▶ [AIM OF THE TASK]:
Please copy the lines below word for word, beginning with the line that contains "step-badge: MCP) [324,727,399,753]" and ending after the line that contains "step-bullet-list: Ask naturally".

-- START OF WORKING DATA --

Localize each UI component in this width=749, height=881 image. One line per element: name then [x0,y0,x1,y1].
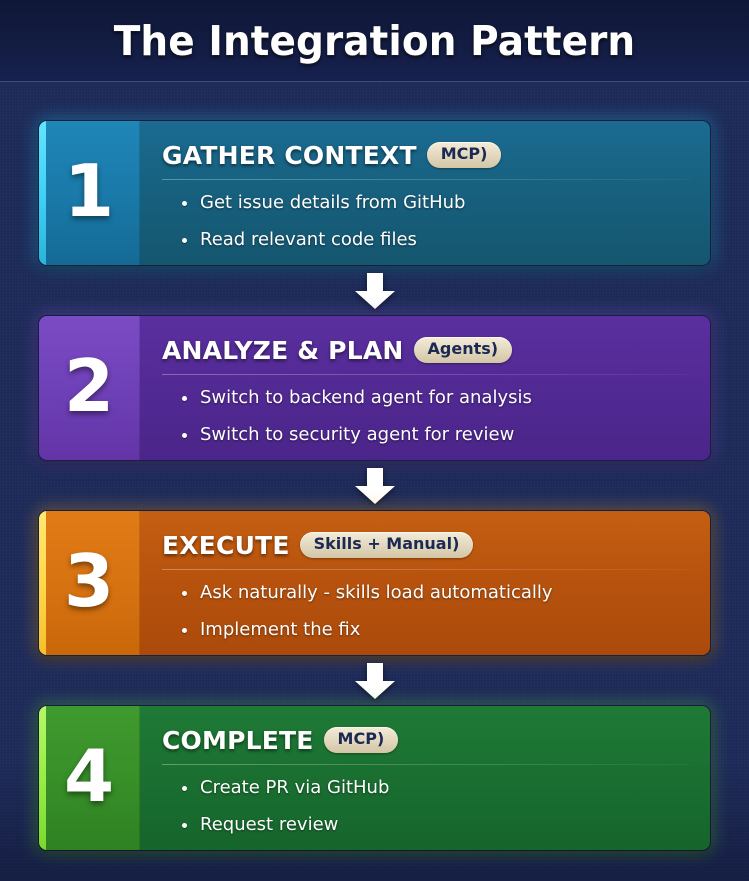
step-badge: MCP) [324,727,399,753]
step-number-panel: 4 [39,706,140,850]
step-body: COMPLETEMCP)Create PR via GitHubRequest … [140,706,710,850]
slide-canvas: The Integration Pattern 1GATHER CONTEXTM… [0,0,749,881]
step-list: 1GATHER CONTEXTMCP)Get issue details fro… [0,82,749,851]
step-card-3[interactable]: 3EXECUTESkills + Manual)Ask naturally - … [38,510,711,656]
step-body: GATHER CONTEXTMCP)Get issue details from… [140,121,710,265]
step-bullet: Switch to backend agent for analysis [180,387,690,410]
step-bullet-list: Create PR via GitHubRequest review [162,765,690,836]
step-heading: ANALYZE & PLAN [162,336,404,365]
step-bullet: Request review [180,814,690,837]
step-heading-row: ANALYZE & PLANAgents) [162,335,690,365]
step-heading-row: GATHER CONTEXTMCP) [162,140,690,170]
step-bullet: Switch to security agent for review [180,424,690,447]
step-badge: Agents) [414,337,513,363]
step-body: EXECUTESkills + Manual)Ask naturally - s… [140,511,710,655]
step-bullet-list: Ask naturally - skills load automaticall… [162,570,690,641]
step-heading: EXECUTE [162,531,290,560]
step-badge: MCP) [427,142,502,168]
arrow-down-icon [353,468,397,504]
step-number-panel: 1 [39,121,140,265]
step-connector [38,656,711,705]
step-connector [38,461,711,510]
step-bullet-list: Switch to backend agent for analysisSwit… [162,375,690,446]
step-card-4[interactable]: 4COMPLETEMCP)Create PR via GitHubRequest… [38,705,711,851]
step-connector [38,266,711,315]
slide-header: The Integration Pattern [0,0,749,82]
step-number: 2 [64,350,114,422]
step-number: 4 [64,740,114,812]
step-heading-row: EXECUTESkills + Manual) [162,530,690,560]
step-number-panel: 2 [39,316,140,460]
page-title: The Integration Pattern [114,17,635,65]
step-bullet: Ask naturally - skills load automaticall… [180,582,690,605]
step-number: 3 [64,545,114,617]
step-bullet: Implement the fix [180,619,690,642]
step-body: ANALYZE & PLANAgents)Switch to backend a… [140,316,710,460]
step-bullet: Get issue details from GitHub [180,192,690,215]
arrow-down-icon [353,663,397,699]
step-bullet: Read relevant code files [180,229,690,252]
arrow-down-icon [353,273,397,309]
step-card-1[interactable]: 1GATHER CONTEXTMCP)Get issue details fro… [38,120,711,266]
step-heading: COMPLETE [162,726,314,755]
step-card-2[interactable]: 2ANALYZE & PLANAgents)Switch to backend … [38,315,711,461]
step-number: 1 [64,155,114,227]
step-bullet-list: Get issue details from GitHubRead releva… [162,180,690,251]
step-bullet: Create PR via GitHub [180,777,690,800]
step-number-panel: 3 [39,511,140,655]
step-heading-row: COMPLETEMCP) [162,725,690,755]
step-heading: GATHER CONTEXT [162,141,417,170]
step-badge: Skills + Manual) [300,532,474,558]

-- END OF WORKING DATA --
-- START OF WORKING DATA --

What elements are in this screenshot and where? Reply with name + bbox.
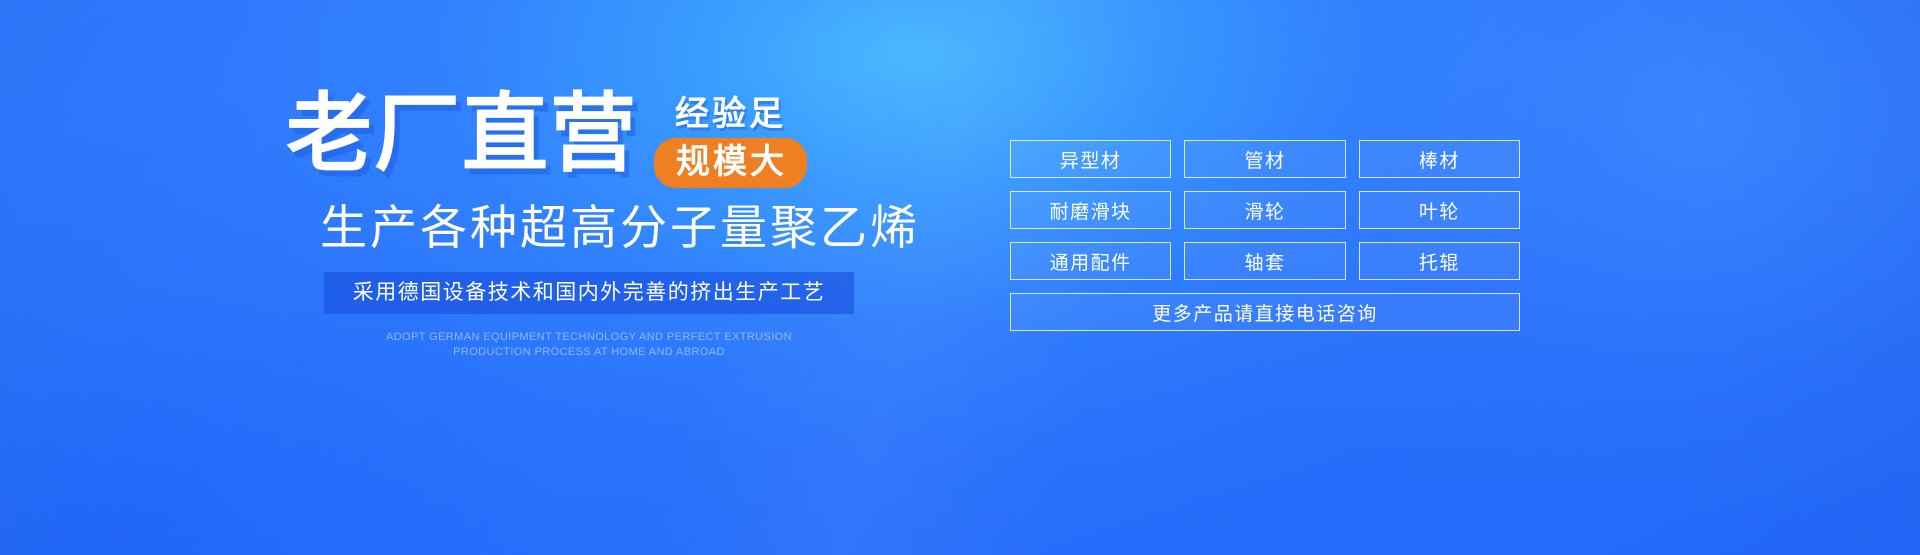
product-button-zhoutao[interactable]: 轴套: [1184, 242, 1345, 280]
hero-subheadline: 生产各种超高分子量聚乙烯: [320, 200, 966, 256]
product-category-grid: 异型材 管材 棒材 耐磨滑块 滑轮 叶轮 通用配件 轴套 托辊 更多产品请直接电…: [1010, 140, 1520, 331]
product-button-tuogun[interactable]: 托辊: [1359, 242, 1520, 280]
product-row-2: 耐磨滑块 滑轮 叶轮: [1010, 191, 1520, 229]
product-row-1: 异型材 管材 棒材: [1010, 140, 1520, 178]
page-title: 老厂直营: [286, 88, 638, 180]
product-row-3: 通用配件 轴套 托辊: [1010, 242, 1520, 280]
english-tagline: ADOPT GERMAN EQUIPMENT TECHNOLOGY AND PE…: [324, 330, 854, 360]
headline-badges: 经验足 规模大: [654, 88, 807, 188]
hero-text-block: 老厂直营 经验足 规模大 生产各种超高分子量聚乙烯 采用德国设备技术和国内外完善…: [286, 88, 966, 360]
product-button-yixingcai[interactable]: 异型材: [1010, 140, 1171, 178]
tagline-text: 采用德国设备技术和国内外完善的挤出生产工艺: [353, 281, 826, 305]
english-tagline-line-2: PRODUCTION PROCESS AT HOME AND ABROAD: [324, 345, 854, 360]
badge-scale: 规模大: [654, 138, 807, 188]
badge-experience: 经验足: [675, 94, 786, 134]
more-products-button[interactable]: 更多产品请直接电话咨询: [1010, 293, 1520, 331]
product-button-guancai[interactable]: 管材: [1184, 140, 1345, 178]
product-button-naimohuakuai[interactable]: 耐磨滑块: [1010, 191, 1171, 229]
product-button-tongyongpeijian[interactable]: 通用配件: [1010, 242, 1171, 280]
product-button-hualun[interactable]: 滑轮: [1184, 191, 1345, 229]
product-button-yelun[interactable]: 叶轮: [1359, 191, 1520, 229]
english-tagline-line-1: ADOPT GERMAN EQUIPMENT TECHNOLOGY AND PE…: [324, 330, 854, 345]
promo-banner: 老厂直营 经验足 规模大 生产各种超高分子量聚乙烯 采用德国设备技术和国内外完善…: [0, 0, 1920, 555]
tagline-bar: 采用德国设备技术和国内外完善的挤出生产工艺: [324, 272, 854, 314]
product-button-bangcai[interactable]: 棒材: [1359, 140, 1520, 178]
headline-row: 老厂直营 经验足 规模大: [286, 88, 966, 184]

-- END OF WORKING DATA --
-- START OF WORKING DATA --

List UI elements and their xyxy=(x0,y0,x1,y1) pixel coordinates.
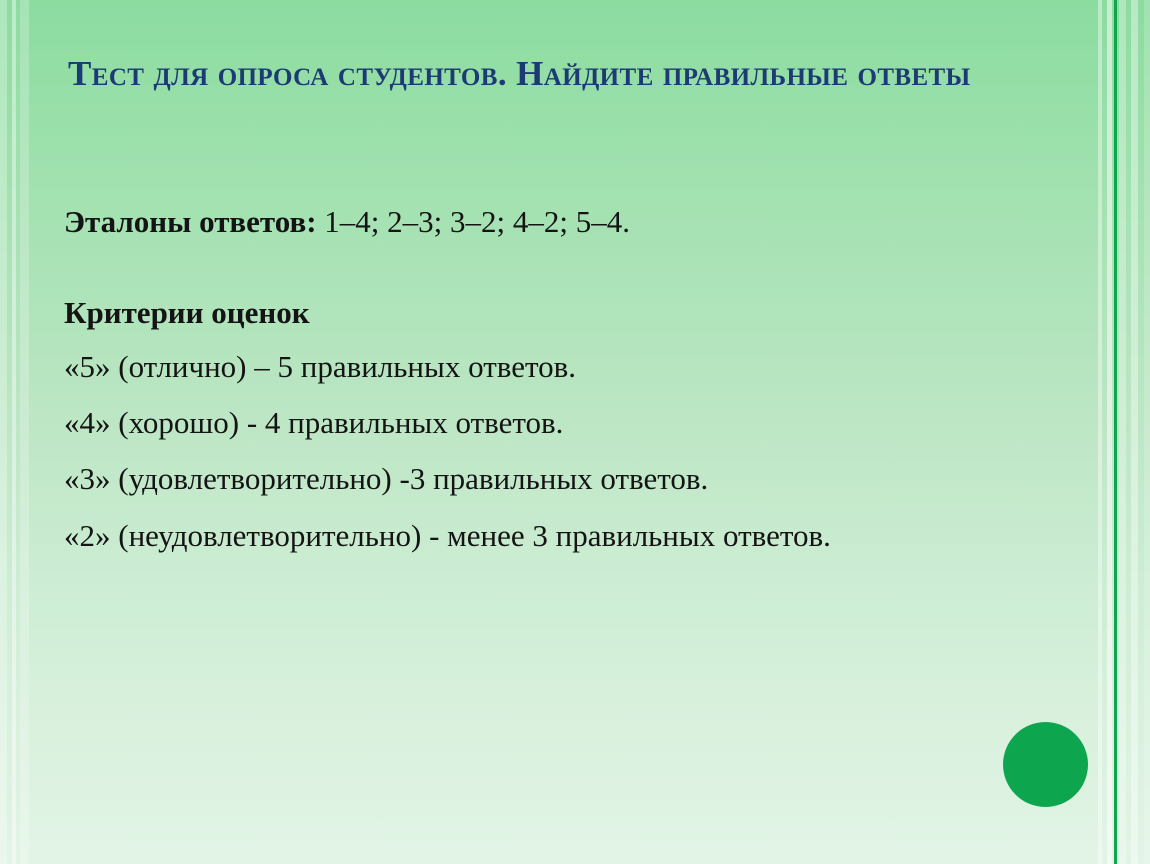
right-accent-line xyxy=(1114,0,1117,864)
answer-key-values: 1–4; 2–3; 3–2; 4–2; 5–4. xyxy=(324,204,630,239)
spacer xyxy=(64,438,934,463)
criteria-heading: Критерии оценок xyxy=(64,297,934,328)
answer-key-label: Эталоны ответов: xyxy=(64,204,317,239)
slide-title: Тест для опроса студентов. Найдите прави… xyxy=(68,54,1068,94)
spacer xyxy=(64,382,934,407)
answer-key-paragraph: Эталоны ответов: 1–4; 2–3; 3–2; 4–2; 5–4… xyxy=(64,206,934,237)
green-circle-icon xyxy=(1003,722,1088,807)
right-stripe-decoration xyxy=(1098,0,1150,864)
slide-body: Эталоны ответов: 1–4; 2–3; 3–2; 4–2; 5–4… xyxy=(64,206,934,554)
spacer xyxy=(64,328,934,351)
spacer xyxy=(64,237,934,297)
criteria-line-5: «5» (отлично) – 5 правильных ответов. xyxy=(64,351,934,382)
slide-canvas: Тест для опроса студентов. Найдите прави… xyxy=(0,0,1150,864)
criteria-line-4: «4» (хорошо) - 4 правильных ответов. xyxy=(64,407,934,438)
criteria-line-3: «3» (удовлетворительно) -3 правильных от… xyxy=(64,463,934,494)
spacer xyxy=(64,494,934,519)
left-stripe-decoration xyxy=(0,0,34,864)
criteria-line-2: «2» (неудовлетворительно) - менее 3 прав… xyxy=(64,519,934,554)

-- END OF WORKING DATA --

▶ [SOLUTION TO THE EXERCISE]:
step-badge: MCP) [324,727,399,753]
step-number-panel: 4 [39,706,140,850]
step-body: COMPLETEMCP)Create PR via GitHubRequest … [140,706,710,850]
slide-canvas: The Integration Pattern 1GATHER CONTEXTM… [0,0,749,881]
step-list: 1GATHER CONTEXTMCP)Get issue details fro… [0,82,749,851]
step-card-3[interactable]: 3EXECUTESkills + Manual)Ask naturally - … [38,510,711,656]
step-body: GATHER CONTEXTMCP)Get issue details from… [140,121,710,265]
step-bullet: Switch to backend agent for analysis [180,387,690,410]
step-bullet-list: Create PR via GitHubRequest review [162,765,690,836]
step-heading: ANALYZE & PLAN [162,336,404,365]
step-bullet: Request review [180,814,690,837]
step-heading-row: ANALYZE & PLANAgents) [162,335,690,365]
step-heading-row: GATHER CONTEXTMCP) [162,140,690,170]
step-bullet: Switch to security agent for review [180,424,690,447]
step-badge: Agents) [414,337,513,363]
step-body: EXECUTESkills + Manual)Ask naturally - s… [140,511,710,655]
step-bullet-list: Ask naturally - skills load automaticall… [162,570,690,641]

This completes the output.